Task prompt - Can you update the records by replacing "interactable" with "clickable" everywhere it appears, leaving everything else unchanged?

Stored dataset items:

▽

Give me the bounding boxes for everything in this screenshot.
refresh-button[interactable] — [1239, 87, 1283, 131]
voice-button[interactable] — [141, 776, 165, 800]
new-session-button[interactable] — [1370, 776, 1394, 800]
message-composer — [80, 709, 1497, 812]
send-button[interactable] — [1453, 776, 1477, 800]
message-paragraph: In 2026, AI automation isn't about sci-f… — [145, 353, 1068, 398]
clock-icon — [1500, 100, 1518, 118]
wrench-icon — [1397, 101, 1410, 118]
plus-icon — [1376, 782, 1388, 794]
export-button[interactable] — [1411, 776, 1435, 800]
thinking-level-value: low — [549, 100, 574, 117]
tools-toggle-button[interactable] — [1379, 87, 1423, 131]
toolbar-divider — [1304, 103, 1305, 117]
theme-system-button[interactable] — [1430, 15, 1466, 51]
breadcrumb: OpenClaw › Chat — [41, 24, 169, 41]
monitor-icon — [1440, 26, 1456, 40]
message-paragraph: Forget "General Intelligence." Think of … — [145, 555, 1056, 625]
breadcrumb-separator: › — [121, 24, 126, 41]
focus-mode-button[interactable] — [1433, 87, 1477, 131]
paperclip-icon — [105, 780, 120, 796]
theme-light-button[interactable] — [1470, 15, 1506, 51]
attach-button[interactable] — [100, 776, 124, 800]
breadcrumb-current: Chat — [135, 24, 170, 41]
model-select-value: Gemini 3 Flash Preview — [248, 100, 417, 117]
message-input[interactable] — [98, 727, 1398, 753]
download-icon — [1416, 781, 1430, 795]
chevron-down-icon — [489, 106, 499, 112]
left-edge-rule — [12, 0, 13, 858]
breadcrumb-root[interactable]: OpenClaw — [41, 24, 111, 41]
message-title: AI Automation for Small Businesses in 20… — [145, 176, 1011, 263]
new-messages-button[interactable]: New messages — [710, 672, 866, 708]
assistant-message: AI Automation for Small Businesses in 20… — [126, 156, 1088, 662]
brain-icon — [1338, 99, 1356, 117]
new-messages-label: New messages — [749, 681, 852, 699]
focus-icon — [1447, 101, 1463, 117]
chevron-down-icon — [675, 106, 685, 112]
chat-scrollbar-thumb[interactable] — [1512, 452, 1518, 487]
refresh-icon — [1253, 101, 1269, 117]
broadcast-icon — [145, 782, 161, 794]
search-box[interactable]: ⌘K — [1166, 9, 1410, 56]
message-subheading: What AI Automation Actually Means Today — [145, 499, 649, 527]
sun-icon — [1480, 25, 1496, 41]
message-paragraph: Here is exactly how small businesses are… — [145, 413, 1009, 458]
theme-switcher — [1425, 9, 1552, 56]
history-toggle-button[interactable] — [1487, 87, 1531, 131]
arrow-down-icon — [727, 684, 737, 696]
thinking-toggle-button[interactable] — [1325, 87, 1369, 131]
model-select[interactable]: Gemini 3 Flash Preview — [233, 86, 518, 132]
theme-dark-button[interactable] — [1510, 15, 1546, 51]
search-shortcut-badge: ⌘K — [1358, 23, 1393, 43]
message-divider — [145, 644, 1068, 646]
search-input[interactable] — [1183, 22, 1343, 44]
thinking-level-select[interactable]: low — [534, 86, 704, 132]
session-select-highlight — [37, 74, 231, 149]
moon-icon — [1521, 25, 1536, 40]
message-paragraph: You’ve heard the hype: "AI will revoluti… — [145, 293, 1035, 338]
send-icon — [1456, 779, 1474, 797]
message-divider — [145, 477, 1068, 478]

△

Full answer -
Give me the bounding boxes for everything in this screenshot.
refresh-button[clickable] — [1239, 87, 1283, 131]
voice-button[clickable] — [141, 776, 165, 800]
new-session-button[clickable] — [1370, 776, 1394, 800]
message-composer — [80, 709, 1497, 812]
send-button[clickable] — [1453, 776, 1477, 800]
message-paragraph: In 2026, AI automation isn't about sci-f… — [145, 353, 1068, 398]
clock-icon — [1500, 100, 1518, 118]
wrench-icon — [1397, 101, 1410, 118]
plus-icon — [1376, 782, 1388, 794]
export-button[clickable] — [1411, 776, 1435, 800]
thinking-level-value: low — [549, 100, 574, 117]
tools-toggle-button[clickable] — [1379, 87, 1423, 131]
toolbar-divider — [1304, 103, 1305, 117]
theme-system-button[clickable] — [1430, 15, 1466, 51]
breadcrumb: OpenClaw › Chat — [41, 24, 169, 41]
monitor-icon — [1440, 26, 1456, 40]
message-paragraph: Forget "General Intelligence." Think of … — [145, 555, 1056, 625]
breadcrumb-separator: › — [121, 24, 126, 41]
focus-mode-button[clickable] — [1433, 87, 1477, 131]
paperclip-icon — [105, 780, 120, 796]
theme-light-button[clickable] — [1470, 15, 1506, 51]
attach-button[clickable] — [100, 776, 124, 800]
breadcrumb-current: Chat — [135, 24, 170, 41]
model-select-value: Gemini 3 Flash Preview — [248, 100, 417, 117]
message-input[clickable] — [98, 727, 1398, 753]
download-icon — [1416, 781, 1430, 795]
chevron-down-icon — [489, 106, 499, 112]
left-edge-rule — [12, 0, 13, 858]
breadcrumb-root[clickable]: OpenClaw — [41, 24, 111, 41]
message-title: AI Automation for Small Businesses in 20… — [145, 176, 1011, 263]
new-messages-button[clickable]: New messages — [710, 672, 866, 708]
assistant-message: AI Automation for Small Businesses in 20… — [126, 156, 1088, 662]
brain-icon — [1338, 99, 1356, 117]
new-messages-label: New messages — [749, 681, 852, 699]
focus-icon — [1447, 101, 1463, 117]
chevron-down-icon — [675, 106, 685, 112]
chat-scrollbar-thumb[clickable] — [1512, 452, 1518, 487]
refresh-icon — [1253, 101, 1269, 117]
broadcast-icon — [145, 782, 161, 794]
search-box[clickable]: ⌘K — [1166, 9, 1410, 56]
message-subheading: What AI Automation Actually Means Today — [145, 499, 649, 527]
sun-icon — [1480, 25, 1496, 41]
message-paragraph: Here is exactly how small businesses are… — [145, 413, 1009, 458]
theme-switcher — [1425, 9, 1552, 56]
history-toggle-button[clickable] — [1487, 87, 1531, 131]
arrow-down-icon — [727, 684, 737, 696]
thinking-toggle-button[clickable] — [1325, 87, 1369, 131]
model-select[clickable]: Gemini 3 Flash Preview — [233, 86, 518, 132]
theme-dark-button[clickable] — [1510, 15, 1546, 51]
search-shortcut-badge: ⌘K — [1358, 23, 1393, 43]
message-divider — [145, 644, 1068, 646]
search-input[clickable] — [1183, 22, 1343, 44]
thinking-level-select[clickable]: low — [534, 86, 704, 132]
session-select-highlight — [37, 74, 231, 149]
moon-icon — [1521, 25, 1536, 40]
message-paragraph: You’ve heard the hype: "AI will revoluti… — [145, 293, 1035, 338]
send-icon — [1456, 779, 1474, 797]
message-divider — [145, 477, 1068, 478]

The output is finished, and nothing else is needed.